◆ **Written instruction**: Present every line in which the string "microsoft" appears.

[A block of data]
- - -

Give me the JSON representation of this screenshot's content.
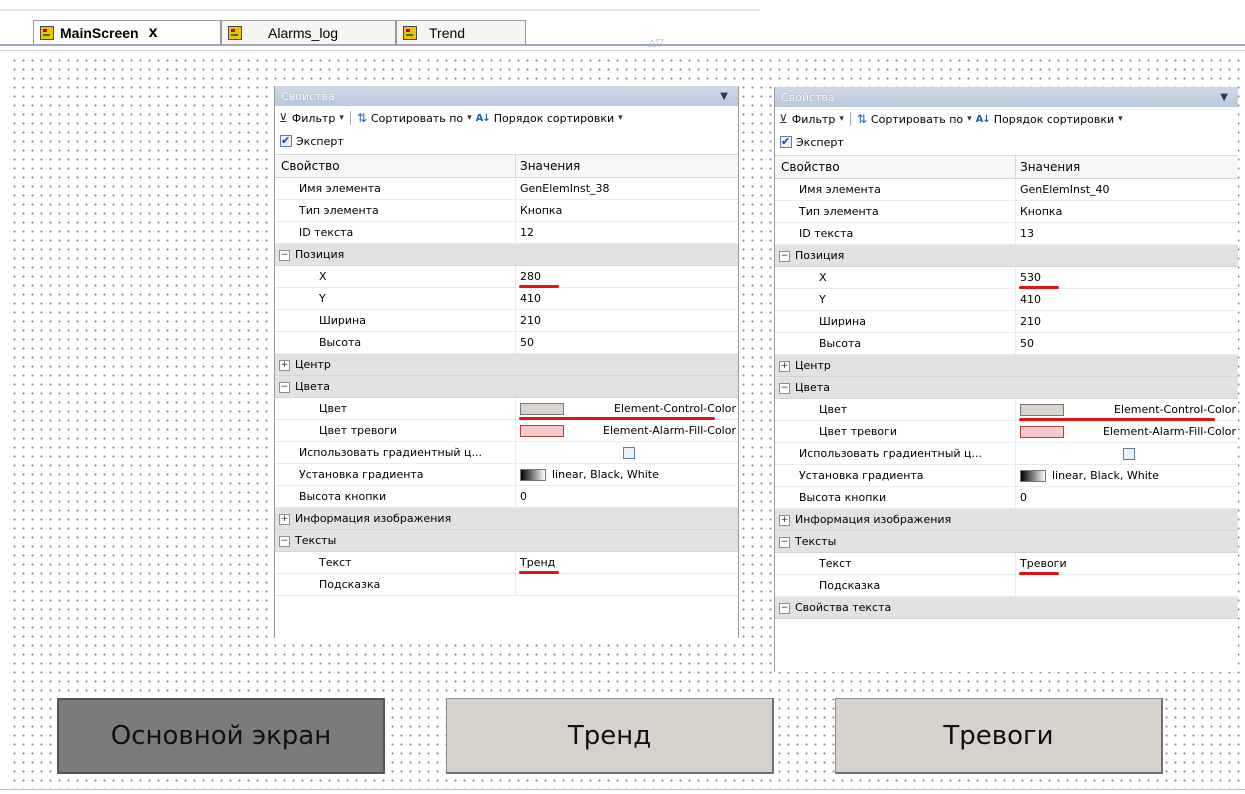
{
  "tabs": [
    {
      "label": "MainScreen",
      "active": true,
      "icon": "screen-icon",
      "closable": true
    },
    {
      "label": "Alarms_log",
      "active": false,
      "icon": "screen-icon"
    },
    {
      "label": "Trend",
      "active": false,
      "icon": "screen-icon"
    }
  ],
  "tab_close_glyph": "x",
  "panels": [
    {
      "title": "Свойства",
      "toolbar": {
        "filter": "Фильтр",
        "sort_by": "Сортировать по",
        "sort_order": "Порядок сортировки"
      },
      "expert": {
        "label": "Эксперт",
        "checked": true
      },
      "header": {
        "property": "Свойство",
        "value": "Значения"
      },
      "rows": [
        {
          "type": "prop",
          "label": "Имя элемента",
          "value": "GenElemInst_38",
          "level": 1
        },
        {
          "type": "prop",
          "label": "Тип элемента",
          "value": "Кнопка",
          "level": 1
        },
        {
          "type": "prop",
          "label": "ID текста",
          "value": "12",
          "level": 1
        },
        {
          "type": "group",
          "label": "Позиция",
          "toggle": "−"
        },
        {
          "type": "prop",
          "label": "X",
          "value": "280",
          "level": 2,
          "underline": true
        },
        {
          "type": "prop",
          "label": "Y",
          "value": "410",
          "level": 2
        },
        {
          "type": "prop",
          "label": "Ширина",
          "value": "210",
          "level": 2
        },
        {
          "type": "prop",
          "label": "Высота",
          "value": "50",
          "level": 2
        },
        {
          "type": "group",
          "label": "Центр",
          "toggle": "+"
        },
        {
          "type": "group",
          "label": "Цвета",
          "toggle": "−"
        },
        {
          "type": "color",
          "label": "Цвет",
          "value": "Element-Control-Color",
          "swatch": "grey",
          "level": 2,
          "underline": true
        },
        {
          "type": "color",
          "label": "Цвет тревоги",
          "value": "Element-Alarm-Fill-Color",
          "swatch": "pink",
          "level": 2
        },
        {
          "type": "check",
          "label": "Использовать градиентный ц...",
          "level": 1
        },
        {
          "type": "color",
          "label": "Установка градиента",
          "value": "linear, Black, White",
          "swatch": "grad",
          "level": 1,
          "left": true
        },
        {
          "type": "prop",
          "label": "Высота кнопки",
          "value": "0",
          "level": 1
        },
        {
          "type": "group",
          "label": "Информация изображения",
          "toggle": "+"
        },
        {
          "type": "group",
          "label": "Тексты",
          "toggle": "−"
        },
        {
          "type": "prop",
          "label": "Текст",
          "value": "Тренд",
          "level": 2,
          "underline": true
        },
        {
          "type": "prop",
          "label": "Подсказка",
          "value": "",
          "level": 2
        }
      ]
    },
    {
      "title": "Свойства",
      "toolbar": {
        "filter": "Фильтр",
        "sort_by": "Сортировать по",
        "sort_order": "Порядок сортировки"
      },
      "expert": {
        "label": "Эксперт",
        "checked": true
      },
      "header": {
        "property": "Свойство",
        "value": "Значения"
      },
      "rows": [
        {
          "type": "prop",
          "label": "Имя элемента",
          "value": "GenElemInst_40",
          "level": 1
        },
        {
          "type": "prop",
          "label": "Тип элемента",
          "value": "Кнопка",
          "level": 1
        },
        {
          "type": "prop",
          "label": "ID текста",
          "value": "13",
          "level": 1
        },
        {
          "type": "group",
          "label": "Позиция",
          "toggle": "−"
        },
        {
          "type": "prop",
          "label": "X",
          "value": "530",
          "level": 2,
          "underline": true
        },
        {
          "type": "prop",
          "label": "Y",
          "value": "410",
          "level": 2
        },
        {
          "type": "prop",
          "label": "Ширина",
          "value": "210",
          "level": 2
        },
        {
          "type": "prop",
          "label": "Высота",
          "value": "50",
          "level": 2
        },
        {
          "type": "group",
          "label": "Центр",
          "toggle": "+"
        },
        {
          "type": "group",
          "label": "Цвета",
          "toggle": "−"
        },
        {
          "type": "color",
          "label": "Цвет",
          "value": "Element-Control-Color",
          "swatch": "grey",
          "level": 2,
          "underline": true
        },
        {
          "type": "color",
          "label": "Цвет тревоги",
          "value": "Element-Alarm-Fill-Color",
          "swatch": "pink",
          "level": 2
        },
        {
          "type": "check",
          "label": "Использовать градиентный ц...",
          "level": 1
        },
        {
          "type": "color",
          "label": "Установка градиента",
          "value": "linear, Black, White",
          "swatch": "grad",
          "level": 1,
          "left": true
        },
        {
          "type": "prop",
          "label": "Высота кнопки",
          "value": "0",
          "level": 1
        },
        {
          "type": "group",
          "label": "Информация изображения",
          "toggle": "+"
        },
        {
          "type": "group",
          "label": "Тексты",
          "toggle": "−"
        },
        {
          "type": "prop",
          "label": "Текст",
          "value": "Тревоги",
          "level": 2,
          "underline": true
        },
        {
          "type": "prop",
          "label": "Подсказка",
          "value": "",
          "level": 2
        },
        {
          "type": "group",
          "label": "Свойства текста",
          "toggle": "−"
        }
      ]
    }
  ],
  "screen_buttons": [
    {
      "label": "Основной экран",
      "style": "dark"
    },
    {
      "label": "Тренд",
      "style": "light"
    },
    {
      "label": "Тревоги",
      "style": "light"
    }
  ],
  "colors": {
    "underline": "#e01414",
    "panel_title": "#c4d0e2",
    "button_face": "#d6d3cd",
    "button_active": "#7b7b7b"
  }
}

- - -

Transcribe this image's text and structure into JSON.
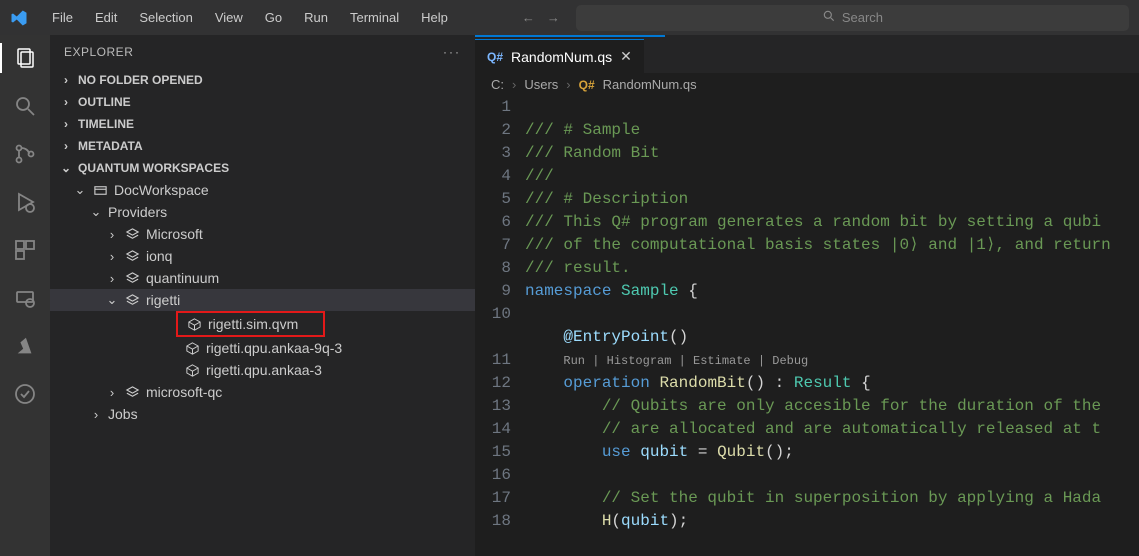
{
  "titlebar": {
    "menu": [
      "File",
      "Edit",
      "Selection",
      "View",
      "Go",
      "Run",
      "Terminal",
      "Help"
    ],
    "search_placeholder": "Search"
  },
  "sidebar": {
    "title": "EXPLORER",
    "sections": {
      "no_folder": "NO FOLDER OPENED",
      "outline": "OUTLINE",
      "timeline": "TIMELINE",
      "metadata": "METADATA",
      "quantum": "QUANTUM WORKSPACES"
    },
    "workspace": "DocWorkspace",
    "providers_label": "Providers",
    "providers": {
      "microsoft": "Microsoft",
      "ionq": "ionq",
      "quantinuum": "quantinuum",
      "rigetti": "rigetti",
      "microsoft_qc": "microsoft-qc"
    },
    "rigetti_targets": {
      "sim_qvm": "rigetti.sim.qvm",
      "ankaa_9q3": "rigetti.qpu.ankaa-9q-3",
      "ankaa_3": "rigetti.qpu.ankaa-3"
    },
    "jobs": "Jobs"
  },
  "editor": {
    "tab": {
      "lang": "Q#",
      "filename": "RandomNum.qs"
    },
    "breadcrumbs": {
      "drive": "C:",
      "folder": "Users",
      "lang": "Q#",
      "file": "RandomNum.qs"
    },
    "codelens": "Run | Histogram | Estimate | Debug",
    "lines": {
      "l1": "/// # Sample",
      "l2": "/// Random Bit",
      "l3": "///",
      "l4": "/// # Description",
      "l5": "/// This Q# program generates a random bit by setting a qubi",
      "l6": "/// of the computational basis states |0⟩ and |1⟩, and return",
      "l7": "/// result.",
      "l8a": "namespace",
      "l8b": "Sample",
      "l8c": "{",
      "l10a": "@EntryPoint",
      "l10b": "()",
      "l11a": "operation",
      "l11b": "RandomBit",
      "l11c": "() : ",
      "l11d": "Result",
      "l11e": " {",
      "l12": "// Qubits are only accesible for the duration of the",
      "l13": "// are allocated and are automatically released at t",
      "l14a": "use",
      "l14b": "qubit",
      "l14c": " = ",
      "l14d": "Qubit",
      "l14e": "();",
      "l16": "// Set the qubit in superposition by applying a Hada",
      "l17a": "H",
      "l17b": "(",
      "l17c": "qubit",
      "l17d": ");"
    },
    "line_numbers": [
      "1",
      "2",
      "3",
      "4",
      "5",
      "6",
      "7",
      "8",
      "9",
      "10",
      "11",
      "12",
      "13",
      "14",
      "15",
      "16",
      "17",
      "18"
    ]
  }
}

- - -

◆ **Output**:
      "microsoft": "Microsoft",
      "microsoft_qc": "microsoft-qc"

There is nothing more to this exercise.